* _What you are asked to do_
Scan the entries below for the word "weekends". Copy each line that has it.

[Stored dataset items]
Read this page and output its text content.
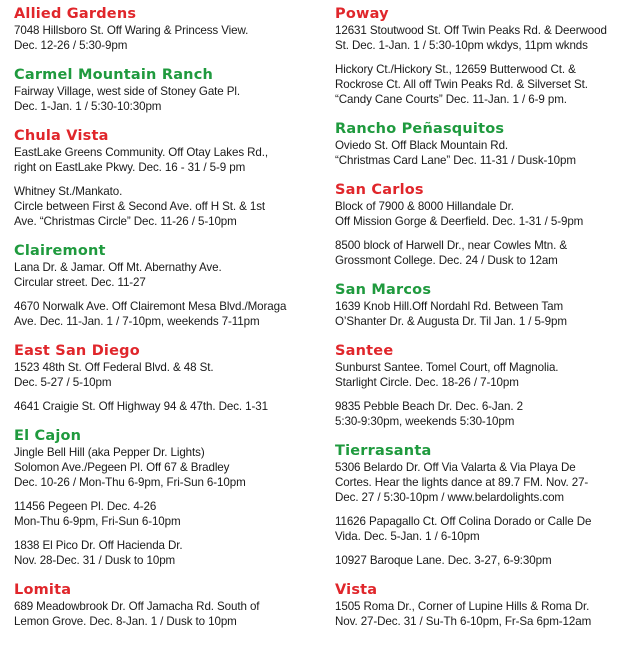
Allied Gardens
7048 Hillsboro St. Off Waring & Princess View.
Dec. 12-26 / 5:30-9pm
Carmel Mountain Ranch
Fairway Village, west side of Stoney Gate Pl.
Dec. 1-Jan. 1 / 5:30-10:30pm
Chula Vista
EastLake Greens Community. Off Otay Lakes Rd.,
right on EastLake Pkwy. Dec. 16 - 31 / 5-9 pm
Whitney St./Mankato.
Circle between First & Second Ave. off H St. & 1st
Ave. “Christmas Circle” Dec. 11-26 / 5-10pm
Clairemont
Lana Dr. & Jamar. Off Mt. Abernathy Ave.
Circular street. Dec. 11-27
4670 Norwalk Ave. Off Clairemont Mesa Blvd./Moraga
Ave. Dec. 11-Jan. 1 / 7-10pm, weekends 7-11pm
East San Diego
1523 48th St. Off Federal Blvd. & 48 St.
Dec. 5-27 / 5-10pm
4641 Craigie St. Off Highway 94 & 47th. Dec. 1-31
El Cajon
Jingle Bell Hill (aka Pepper Dr. Lights)
Solomon Ave./Pegeen Pl. Off 67 & Bradley
Dec. 10-26 / Mon-Thu 6-9pm, Fri-Sun 6-10pm
11456 Pegeen Pl. Dec. 4-26
Mon-Thu 6-9pm, Fri-Sun 6-10pm
1838 El Pico Dr. Off Hacienda Dr.
Nov. 28-Dec. 31 / Dusk to 10pm
Lomita
689 Meadowbrook Dr. Off Jamacha Rd. South of
Lemon Grove. Dec. 8-Jan. 1 / Dusk to 10pm
Poway
12631 Stoutwood St. Off Twin Peaks Rd. & Deerwood
St. Dec. 1-Jan. 1 / 5:30-10pm wkdys, 11pm wknds
Hickory Ct./Hickory St., 12659 Butterwood Ct. &
Rockrose Ct. All off Twin Peaks Rd. & Silverset St.
“Candy Cane Courts” Dec. 11-Jan. 1 / 6-9 pm.
Rancho Peñasquitos
Oviedo St. Off Black Mountain Rd.
“Christmas Card Lane” Dec. 11-31 / Dusk-10pm
San Carlos
Block of 7900 & 8000 Hillandale Dr.
Off Mission Gorge & Deerfield. Dec. 1-31 / 5-9pm
8500 block of Harwell Dr., near Cowles Mtn. &
Grossmont College. Dec. 24 / Dusk to 12am
San Marcos
1639 Knob Hill.Off Nordahl Rd. Between Tam
O’Shanter Dr. & Augusta Dr. Til Jan. 1 / 5-9pm
Santee
Sunburst Santee. Tomel Court, off Magnolia.
Starlight Circle. Dec. 18-26 / 7-10pm
9835 Pebble Beach Dr. Dec. 6-Jan. 2
5:30-9:30pm, weekends 5:30-10pm
Tierrasanta
5306 Belardo Dr. Off Via Valarta & Via Playa De
Cortes. Hear the lights dance at 89.7 FM. Nov. 27-
Dec. 27 / 5:30-10pm / www.belardolights.com
11626 Papagallo Ct. Off Colina Dorado or Calle De
Vida. Dec. 5-Jan. 1 / 6-10pm
10927 Baroque Lane. Dec. 3-27, 6-9:30pm
Vista
1505 Roma Dr., Corner of Lupine Hills & Roma Dr.
Nov. 27-Dec. 31 / Su-Th 6-10pm, Fr-Sa 6pm-12am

* _Solution for this problem_
Ave. Dec. 11-Jan. 1 / 7-10pm, weekends 7-11pm
5:30-9:30pm, weekends 5:30-10pm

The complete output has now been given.